Stored items from a collection
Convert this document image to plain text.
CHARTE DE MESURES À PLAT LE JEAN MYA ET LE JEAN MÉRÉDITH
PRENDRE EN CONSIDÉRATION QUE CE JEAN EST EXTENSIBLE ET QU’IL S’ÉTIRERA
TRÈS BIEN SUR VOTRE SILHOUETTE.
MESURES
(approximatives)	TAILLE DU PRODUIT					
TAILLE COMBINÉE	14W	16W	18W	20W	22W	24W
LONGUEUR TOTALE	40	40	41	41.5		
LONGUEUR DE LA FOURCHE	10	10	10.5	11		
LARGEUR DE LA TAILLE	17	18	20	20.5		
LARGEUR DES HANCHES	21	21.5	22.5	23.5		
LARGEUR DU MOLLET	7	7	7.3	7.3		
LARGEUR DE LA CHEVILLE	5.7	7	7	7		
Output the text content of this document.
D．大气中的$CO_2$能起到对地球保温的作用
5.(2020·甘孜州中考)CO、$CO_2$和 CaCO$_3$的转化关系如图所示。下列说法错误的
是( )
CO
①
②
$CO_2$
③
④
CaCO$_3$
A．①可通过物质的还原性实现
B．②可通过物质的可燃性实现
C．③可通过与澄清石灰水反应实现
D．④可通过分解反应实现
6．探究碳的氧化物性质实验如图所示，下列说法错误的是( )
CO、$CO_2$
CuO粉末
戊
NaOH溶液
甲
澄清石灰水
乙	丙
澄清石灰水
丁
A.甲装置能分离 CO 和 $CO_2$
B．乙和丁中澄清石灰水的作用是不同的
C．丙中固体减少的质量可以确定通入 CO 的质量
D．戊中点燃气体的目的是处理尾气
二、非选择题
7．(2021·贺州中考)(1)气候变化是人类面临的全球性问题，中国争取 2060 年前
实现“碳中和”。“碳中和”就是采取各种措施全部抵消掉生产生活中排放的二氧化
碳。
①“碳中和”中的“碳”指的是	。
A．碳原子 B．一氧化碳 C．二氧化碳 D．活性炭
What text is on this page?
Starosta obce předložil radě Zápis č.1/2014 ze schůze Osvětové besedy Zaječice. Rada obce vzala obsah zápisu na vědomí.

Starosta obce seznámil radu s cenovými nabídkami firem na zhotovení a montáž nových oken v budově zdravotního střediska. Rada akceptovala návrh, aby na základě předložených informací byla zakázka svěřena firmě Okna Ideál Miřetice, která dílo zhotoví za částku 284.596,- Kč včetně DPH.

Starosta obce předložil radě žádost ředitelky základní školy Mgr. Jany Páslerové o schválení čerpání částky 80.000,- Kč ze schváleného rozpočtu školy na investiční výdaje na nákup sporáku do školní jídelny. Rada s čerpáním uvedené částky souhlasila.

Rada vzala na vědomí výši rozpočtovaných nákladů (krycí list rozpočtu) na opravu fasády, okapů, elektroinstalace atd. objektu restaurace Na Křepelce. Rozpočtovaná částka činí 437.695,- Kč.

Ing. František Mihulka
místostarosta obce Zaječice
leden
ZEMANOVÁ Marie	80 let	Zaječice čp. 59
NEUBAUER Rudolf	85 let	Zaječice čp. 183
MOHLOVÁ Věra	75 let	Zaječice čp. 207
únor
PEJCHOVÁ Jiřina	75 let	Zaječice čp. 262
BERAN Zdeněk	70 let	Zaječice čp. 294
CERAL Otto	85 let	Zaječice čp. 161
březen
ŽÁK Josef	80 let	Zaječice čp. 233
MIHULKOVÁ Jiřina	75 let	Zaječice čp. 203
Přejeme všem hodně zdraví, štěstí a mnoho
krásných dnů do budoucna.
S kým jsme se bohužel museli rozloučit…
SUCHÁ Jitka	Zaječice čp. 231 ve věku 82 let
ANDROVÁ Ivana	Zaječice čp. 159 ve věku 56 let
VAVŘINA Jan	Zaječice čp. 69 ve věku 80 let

--- Exercise description ---
Reproduce each line holding the word "JEAN".

--- Finished exercise ---
CHARTE DE MESURES À PLAT LE JEAN MYA ET LE JEAN MÉRÉDITH
PRENDRE EN CONSIDÉRATION QUE CE JEAN EST EXTENSIBLE ET QU’IL S’ÉTIRERA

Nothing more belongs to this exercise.